### Entries provided
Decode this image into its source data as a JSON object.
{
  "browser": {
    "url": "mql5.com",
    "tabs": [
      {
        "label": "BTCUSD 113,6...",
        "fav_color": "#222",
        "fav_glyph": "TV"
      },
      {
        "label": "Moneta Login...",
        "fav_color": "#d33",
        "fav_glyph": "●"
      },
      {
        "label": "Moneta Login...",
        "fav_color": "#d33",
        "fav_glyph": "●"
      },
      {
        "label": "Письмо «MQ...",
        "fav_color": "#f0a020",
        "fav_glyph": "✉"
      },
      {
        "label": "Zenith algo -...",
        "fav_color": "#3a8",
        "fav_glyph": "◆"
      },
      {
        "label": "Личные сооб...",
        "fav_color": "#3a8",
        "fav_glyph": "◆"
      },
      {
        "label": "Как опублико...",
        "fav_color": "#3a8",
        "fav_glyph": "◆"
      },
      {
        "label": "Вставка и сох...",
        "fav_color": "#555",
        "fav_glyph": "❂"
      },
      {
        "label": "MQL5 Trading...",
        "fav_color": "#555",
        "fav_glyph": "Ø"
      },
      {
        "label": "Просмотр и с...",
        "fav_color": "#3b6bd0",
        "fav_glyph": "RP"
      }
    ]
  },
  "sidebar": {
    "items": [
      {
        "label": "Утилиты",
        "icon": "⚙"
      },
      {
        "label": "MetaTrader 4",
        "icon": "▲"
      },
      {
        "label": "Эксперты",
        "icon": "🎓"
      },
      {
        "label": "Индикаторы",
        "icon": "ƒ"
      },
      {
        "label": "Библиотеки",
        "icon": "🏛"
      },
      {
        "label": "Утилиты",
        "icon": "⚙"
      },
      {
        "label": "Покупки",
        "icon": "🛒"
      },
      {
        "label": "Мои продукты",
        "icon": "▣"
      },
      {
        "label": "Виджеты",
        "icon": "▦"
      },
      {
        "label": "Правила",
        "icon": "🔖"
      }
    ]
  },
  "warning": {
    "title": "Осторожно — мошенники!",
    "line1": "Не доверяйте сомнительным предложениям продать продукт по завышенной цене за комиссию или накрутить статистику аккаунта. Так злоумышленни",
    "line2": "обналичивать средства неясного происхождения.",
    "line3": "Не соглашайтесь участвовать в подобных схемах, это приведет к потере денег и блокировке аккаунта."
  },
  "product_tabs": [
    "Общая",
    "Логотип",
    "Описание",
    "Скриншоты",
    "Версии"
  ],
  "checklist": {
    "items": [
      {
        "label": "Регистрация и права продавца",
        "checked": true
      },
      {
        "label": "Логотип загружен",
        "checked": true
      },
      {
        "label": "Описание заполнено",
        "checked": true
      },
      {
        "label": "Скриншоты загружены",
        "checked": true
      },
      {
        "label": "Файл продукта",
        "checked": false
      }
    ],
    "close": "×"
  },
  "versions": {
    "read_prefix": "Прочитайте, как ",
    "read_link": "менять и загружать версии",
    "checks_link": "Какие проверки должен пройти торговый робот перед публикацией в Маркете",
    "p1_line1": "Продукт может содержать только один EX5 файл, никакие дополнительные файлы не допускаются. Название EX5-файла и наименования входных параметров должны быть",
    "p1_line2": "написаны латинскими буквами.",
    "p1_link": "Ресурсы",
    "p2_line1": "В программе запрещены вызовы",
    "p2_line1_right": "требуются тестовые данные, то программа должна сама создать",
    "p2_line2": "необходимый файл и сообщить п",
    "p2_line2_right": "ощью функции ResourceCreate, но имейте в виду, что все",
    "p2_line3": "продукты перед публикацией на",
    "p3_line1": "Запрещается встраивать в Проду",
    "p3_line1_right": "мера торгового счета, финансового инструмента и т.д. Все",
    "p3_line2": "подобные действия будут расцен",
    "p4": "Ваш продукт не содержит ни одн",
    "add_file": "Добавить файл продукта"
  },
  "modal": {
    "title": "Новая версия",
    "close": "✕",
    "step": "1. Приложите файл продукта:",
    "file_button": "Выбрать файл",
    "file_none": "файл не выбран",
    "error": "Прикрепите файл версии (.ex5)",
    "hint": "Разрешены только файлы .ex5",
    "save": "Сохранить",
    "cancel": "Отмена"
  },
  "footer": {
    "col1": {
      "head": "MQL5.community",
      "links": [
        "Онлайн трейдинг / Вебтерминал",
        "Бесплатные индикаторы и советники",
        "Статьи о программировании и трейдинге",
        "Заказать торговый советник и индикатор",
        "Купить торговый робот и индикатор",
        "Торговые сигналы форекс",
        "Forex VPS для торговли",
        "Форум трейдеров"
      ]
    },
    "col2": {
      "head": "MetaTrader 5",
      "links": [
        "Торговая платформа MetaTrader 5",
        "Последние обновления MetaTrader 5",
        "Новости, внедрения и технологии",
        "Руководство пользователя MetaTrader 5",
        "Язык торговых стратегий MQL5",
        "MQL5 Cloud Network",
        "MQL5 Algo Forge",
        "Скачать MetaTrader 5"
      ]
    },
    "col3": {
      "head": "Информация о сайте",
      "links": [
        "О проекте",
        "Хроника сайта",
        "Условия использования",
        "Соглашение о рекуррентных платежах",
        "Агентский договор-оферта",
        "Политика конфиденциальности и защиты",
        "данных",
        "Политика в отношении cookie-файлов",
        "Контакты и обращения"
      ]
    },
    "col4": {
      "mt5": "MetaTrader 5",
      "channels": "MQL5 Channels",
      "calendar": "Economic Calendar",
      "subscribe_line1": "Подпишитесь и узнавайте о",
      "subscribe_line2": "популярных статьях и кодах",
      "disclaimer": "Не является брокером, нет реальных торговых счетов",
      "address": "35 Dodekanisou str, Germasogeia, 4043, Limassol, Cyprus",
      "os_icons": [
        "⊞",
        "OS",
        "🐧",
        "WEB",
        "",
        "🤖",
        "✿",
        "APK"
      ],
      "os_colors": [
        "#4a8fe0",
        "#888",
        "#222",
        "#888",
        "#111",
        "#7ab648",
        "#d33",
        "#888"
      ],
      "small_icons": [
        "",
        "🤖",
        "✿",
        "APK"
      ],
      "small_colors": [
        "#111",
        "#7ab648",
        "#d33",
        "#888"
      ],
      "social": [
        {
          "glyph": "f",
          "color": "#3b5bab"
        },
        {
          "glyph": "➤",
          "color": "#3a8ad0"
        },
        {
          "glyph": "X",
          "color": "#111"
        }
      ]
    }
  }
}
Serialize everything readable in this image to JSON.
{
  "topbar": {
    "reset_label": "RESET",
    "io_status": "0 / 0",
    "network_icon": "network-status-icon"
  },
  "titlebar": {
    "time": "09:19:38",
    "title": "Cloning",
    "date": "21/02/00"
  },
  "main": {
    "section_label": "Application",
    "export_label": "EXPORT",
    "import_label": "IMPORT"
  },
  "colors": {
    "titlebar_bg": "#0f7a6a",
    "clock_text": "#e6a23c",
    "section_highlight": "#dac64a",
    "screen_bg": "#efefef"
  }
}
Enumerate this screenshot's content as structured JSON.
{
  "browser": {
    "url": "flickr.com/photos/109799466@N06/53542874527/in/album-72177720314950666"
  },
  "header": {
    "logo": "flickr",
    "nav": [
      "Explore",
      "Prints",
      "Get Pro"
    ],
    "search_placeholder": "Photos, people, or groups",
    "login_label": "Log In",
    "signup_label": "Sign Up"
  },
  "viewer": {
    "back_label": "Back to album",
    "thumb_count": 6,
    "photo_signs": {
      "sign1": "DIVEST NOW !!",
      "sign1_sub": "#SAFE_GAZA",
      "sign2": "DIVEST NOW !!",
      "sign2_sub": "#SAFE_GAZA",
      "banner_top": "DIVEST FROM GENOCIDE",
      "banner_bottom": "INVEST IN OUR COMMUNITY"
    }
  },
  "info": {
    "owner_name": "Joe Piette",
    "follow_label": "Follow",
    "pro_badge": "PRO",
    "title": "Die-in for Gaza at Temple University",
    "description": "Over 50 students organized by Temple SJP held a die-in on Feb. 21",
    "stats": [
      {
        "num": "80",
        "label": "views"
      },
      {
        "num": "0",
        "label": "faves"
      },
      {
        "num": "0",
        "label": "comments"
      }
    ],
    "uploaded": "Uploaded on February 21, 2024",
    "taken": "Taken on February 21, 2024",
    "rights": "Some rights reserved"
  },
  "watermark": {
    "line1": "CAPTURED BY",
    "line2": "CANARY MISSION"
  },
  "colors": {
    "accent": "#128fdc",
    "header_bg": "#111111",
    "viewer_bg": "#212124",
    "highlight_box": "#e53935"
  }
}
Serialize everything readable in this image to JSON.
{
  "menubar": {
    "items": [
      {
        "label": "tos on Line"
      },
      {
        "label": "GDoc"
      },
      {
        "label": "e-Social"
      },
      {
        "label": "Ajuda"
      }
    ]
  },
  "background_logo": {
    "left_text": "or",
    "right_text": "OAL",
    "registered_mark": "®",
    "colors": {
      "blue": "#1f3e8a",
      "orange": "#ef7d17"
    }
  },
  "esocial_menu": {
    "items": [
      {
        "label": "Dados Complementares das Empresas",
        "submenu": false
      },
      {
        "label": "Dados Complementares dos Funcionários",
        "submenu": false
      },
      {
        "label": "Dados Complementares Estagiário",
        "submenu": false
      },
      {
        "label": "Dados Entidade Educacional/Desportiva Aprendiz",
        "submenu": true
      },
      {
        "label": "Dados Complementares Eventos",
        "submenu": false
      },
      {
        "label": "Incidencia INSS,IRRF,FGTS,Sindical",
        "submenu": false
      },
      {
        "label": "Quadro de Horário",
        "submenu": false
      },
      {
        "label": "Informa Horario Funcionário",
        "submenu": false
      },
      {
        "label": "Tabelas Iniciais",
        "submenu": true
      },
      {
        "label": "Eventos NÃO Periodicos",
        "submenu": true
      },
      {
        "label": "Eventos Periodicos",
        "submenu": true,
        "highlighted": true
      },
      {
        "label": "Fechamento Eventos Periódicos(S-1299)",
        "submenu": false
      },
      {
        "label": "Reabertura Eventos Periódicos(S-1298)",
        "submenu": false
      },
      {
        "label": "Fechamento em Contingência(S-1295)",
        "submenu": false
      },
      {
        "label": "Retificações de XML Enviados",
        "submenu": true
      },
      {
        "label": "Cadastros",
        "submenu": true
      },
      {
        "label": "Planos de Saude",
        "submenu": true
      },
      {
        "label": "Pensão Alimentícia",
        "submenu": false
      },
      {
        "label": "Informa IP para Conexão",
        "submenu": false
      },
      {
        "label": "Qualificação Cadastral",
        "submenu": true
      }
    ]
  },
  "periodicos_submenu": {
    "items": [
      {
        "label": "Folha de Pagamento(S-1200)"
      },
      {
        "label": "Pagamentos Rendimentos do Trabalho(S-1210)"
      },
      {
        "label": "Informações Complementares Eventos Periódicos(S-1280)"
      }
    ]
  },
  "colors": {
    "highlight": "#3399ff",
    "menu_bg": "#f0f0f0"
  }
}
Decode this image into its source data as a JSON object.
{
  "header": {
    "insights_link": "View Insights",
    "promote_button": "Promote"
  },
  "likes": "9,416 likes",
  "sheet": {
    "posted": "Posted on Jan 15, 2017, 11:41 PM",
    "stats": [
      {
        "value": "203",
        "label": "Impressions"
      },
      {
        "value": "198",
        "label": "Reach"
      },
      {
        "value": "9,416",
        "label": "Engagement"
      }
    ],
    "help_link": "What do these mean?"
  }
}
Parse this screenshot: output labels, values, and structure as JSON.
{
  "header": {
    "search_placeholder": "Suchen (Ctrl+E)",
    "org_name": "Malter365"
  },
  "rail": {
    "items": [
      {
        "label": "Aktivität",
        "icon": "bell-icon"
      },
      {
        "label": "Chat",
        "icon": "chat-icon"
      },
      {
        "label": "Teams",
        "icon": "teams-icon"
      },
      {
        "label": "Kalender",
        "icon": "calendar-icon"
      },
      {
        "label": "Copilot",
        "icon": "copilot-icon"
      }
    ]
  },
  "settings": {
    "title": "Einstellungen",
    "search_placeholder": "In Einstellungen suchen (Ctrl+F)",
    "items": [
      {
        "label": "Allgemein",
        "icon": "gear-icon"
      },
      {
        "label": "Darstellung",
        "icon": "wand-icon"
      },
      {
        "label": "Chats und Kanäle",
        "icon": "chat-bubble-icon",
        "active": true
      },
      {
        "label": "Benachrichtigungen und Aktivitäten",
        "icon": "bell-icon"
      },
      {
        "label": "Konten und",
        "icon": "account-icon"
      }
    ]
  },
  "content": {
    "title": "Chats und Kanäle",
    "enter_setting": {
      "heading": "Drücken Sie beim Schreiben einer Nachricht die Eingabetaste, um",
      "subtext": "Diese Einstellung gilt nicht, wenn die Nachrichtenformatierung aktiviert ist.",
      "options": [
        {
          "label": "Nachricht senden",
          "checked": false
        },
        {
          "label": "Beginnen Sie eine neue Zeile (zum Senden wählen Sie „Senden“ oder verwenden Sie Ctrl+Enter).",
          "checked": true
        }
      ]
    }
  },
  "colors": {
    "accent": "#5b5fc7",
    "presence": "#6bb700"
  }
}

### To be done
Tally the lines above that contain the word "торговый", and reply with only the number.

### Complete output
3